**Task goal**
Write out the records again, exactly, leaving none out.

**Data listing**
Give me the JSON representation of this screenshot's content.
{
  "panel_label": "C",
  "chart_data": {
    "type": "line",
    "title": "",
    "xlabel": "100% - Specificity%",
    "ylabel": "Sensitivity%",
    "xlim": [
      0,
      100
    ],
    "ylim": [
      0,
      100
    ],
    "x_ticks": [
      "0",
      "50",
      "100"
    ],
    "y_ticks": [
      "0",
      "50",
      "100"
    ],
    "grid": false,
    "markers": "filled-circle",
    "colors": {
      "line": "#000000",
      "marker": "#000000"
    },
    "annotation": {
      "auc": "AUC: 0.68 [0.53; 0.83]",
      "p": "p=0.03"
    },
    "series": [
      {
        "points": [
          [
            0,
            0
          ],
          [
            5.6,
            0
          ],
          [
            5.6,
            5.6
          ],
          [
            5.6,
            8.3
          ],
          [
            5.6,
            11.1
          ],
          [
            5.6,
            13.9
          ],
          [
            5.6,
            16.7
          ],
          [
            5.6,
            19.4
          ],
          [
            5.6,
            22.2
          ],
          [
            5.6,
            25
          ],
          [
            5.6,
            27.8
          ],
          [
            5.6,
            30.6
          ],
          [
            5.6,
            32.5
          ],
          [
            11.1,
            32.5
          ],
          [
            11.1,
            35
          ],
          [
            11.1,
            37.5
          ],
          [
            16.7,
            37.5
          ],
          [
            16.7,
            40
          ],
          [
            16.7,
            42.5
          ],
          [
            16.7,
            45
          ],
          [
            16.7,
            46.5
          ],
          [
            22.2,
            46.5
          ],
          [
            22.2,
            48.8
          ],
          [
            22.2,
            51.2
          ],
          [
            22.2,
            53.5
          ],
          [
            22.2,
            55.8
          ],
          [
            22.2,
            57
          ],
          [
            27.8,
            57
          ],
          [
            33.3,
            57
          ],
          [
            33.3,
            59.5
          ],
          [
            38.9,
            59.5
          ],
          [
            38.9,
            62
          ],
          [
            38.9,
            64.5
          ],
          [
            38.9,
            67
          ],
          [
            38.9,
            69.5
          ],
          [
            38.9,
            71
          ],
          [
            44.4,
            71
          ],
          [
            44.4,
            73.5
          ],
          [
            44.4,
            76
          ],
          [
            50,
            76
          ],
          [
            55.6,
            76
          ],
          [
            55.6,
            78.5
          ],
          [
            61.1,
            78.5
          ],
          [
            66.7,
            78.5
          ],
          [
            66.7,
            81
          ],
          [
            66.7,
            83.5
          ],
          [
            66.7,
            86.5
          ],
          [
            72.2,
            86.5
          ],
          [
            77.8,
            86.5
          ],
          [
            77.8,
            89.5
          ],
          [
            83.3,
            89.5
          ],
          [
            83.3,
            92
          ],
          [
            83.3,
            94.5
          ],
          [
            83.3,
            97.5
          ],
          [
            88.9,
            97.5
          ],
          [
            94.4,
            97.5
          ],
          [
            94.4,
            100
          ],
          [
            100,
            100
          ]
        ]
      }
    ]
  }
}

**Solved problem**
Give me the JSON representation of this screenshot's content.
{
  "panel_label": "C",
  "chart_data": {
    "type": "line",
    "title": "",
    "xlabel": "100% - Specificity%",
    "ylabel": "Sensitivity%",
    "xlim": [
      0,
      100
    ],
    "ylim": [
      0,
      100
    ],
    "x_ticks": [
      "0",
      "50",
      "100"
    ],
    "y_ticks": [
      "0",
      "50",
      "100"
    ],
    "grid": false,
    "markers": "filled-circle",
    "colors": {
      "line": "#000000",
      "marker": "#000000"
    },
    "annotation": {
      "auc": "AUC: 0.68 [0.53; 0.83]",
      "p": "p=0.03"
    },
    "series": [
      {
        "points": [
          [
            0,
            0
          ],
          [
            5.6,
            0
          ],
          [
            5.6,
            5.6
          ],
          [
            5.6,
            8.3
          ],
          [
            5.6,
            11.1
          ],
          [
            5.6,
            13.9
          ],
          [
            5.6,
            16.7
          ],
          [
            5.6,
            19.4
          ],
          [
            5.6,
            22.2
          ],
          [
            5.6,
            25
          ],
          [
            5.6,
            27.8
          ],
          [
            5.6,
            30.6
          ],
          [
            5.6,
            32.5
          ],
          [
            11.1,
            32.5
          ],
          [
            11.1,
            35
          ],
          [
            11.1,
            37.5
          ],
          [
            16.7,
            37.5
          ],
          [
            16.7,
            40
          ],
          [
            16.7,
            42.5
          ],
          [
            16.7,
            45
          ],
          [
            16.7,
            46.5
          ],
          [
            22.2,
            46.5
          ],
          [
            22.2,
            48.8
          ],
          [
            22.2,
            51.2
          ],
          [
            22.2,
            53.5
          ],
          [
            22.2,
            55.8
          ],
          [
            22.2,
            57
          ],
          [
            27.8,
            57
          ],
          [
            33.3,
            57
          ],
          [
            33.3,
            59.5
          ],
          [
            38.9,
            59.5
          ],
          [
            38.9,
            62
          ],
          [
            38.9,
            64.5
          ],
          [
            38.9,
            67
          ],
          [
            38.9,
            69.5
          ],
          [
            38.9,
            71
          ],
          [
            44.4,
            71
          ],
          [
            44.4,
            73.5
          ],
          [
            44.4,
            76
          ],
          [
            50,
            76
          ],
          [
            55.6,
            76
          ],
          [
            55.6,
            78.5
          ],
          [
            61.1,
            78.5
          ],
          [
            66.7,
            78.5
          ],
          [
            66.7,
            81
          ],
          [
            66.7,
            83.5
          ],
          [
            66.7,
            86.5
          ],
          [
            72.2,
            86.5
          ],
          [
            77.8,
            86.5
          ],
          [
            77.8,
            89.5
          ],
          [
            83.3,
            89.5
          ],
          [
            83.3,
            92
          ],
          [
            83.3,
            94.5
          ],
          [
            83.3,
            97.5
          ],
          [
            88.9,
            97.5
          ],
          [
            94.4,
            97.5
          ],
          [
            94.4,
            100
          ],
          [
            100,
            100
          ]
        ]
      }
    ]
  }
}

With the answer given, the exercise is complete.